• **Set exercise**
In the entries below, count every line containing "soars". Return the number and nothing else.

• **Data entries**
+++++
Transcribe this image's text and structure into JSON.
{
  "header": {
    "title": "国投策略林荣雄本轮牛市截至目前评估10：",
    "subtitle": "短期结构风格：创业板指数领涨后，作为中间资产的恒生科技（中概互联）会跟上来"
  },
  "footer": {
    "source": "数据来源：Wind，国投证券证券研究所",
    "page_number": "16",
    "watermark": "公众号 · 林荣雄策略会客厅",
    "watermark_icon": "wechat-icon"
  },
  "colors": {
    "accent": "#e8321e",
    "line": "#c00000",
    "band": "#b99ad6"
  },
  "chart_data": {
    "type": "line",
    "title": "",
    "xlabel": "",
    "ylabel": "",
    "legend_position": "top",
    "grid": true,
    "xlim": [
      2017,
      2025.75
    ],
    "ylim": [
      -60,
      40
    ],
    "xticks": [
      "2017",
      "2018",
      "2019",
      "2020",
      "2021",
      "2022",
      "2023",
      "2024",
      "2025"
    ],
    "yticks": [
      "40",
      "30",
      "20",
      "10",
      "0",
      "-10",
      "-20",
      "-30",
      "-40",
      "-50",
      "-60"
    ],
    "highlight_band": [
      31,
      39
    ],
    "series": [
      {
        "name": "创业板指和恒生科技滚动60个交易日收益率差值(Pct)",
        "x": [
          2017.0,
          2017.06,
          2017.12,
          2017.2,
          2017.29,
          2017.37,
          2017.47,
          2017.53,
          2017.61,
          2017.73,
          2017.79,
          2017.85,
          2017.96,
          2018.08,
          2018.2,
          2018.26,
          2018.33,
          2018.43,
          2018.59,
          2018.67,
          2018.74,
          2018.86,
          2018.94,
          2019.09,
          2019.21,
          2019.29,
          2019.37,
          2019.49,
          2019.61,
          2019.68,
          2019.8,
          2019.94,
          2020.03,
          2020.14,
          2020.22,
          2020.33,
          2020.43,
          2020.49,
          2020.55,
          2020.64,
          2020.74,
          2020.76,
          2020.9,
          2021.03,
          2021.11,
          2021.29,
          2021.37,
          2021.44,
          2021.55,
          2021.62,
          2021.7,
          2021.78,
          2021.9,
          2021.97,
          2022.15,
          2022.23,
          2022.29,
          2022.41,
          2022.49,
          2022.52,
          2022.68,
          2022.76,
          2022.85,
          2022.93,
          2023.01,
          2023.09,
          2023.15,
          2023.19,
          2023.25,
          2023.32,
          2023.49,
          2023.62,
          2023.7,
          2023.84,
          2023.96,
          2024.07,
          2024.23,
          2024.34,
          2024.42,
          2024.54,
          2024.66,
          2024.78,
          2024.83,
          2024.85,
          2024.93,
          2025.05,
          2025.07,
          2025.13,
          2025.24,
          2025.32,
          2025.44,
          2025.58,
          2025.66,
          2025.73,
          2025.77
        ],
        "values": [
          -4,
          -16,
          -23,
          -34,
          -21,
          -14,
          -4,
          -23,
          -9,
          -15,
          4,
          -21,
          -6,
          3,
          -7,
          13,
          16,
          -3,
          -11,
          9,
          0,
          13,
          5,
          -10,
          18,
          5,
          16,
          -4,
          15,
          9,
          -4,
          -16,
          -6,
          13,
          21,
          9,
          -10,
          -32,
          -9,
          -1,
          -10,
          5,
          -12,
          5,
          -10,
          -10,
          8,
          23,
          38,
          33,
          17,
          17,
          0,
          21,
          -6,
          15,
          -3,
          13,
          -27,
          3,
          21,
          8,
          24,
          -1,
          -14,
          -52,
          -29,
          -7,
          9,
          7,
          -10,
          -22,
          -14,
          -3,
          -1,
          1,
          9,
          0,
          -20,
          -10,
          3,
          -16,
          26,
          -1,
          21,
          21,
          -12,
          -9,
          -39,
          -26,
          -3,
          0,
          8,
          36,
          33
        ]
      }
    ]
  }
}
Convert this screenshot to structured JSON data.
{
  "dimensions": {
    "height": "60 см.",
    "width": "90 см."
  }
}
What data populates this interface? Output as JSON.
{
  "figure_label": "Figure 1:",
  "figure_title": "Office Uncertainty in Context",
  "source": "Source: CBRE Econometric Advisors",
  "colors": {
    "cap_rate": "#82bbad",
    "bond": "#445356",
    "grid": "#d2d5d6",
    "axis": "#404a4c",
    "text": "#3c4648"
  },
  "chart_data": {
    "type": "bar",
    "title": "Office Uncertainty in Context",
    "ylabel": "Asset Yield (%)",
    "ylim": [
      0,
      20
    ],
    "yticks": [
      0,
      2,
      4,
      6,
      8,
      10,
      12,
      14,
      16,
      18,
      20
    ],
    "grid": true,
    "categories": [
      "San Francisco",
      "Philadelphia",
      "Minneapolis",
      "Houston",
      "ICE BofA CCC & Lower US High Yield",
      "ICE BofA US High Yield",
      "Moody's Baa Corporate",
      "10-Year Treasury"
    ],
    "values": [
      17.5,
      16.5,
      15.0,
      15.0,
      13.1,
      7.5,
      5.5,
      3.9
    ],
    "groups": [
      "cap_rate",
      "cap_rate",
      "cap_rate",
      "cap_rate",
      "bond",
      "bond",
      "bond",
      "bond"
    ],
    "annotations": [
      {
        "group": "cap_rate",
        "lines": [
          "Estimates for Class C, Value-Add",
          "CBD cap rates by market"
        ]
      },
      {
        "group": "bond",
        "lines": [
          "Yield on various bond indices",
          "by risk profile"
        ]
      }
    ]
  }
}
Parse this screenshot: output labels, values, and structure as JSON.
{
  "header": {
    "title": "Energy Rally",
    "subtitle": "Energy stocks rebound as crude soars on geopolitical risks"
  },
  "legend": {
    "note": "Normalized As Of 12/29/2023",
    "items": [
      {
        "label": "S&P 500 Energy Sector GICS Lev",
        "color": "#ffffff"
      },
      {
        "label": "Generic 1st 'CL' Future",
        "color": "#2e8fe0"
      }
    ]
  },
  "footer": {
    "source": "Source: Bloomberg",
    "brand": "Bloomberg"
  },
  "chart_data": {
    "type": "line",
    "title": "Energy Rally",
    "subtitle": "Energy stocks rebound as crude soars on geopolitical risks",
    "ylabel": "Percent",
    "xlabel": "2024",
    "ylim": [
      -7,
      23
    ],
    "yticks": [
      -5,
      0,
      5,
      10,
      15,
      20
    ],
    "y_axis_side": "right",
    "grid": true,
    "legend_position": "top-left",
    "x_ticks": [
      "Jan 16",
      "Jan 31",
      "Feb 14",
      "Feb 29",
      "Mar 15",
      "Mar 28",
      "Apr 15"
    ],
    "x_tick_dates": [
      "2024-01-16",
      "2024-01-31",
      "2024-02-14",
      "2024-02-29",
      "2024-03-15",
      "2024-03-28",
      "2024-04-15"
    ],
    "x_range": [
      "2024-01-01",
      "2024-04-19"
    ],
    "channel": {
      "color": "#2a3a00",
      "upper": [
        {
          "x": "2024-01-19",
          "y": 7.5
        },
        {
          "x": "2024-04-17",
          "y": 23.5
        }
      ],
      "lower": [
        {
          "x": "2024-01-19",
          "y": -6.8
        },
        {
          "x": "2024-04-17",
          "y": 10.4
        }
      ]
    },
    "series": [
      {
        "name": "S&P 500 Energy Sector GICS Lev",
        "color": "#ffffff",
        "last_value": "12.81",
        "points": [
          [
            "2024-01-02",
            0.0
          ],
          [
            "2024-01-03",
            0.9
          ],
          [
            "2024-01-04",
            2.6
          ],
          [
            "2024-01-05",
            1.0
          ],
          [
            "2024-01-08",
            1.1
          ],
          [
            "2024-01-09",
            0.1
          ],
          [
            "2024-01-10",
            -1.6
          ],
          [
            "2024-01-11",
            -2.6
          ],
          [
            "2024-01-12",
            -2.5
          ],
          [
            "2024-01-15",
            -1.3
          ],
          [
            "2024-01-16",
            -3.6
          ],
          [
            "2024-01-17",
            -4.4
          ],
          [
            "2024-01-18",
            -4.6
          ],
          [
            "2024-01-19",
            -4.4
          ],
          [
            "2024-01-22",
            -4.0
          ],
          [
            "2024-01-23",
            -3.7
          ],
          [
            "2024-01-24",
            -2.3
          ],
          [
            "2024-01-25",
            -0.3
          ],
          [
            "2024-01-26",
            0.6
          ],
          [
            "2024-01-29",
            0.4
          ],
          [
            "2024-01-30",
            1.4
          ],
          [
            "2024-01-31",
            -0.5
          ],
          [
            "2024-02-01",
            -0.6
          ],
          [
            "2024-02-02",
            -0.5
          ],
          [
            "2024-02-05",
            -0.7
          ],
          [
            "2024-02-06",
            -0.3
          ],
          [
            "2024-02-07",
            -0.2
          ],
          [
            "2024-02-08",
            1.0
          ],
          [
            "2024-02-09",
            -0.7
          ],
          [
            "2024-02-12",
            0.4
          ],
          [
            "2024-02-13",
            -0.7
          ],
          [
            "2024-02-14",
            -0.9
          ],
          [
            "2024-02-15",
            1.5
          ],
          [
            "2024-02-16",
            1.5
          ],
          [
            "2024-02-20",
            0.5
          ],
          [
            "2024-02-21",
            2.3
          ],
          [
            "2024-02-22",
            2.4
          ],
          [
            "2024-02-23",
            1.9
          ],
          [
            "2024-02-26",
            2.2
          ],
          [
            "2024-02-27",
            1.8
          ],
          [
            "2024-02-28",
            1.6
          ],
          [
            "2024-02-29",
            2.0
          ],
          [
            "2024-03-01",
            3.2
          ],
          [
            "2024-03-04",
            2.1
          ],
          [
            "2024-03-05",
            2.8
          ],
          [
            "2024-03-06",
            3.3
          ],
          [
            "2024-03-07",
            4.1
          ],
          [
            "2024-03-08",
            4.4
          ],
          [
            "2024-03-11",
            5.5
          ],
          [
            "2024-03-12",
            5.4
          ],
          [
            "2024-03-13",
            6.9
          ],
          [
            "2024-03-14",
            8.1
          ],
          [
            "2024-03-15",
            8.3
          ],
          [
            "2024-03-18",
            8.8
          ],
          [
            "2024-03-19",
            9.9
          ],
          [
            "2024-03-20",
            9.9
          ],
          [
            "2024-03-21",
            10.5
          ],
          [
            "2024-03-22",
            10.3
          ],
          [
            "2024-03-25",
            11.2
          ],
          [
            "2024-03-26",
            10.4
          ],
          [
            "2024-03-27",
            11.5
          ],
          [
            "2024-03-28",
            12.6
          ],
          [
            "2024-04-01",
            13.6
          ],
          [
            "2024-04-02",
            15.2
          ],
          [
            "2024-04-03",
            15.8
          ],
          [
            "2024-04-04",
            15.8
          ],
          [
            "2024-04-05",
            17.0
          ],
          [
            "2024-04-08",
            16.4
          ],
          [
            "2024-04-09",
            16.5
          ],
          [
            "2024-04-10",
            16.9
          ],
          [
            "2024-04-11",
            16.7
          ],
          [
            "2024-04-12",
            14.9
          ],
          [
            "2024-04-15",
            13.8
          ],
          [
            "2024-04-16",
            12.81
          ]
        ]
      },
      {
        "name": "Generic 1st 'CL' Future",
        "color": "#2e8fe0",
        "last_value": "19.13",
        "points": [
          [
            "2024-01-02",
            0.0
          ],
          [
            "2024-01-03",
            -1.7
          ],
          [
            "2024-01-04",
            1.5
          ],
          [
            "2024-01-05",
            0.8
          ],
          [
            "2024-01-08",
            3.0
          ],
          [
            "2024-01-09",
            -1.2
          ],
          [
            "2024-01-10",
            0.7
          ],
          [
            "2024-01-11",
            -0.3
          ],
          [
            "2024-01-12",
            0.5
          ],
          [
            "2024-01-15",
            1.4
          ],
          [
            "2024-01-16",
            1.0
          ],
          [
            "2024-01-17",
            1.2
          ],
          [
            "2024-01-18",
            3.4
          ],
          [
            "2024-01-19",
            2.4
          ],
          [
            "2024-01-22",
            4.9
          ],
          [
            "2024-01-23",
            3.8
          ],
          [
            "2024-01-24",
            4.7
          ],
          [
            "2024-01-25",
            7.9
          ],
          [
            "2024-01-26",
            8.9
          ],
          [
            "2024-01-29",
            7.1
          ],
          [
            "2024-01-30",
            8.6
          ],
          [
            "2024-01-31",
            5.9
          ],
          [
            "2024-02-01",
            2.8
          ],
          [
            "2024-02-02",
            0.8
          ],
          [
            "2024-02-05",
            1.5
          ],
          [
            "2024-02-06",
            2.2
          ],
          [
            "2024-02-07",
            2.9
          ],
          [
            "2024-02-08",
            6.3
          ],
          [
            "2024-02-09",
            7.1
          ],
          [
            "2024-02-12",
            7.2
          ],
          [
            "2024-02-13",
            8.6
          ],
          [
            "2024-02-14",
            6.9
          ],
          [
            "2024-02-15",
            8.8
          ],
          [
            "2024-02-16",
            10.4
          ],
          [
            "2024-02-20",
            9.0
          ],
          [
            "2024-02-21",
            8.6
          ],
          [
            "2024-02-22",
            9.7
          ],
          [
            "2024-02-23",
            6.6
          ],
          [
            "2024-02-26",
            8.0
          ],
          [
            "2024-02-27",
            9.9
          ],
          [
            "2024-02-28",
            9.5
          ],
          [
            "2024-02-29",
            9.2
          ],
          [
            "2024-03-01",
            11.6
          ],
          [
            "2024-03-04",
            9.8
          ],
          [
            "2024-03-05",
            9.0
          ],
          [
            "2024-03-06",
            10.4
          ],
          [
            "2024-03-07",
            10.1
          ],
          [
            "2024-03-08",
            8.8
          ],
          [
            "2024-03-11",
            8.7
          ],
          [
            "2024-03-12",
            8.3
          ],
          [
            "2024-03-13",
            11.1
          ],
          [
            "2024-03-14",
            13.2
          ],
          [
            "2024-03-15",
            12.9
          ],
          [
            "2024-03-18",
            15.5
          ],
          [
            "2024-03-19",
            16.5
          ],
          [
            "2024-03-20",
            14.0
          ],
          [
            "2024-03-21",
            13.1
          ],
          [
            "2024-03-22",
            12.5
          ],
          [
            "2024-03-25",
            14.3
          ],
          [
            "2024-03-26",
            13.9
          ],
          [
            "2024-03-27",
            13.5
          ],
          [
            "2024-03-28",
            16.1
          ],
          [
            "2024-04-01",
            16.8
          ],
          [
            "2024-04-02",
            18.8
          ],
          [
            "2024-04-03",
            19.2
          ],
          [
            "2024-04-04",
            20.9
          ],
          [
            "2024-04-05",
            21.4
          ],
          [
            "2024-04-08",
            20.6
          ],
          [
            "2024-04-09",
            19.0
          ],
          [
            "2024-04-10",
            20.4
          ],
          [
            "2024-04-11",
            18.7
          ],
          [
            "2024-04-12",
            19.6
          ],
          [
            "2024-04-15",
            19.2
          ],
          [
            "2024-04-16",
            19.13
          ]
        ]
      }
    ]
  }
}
+++++
• **Task output**
2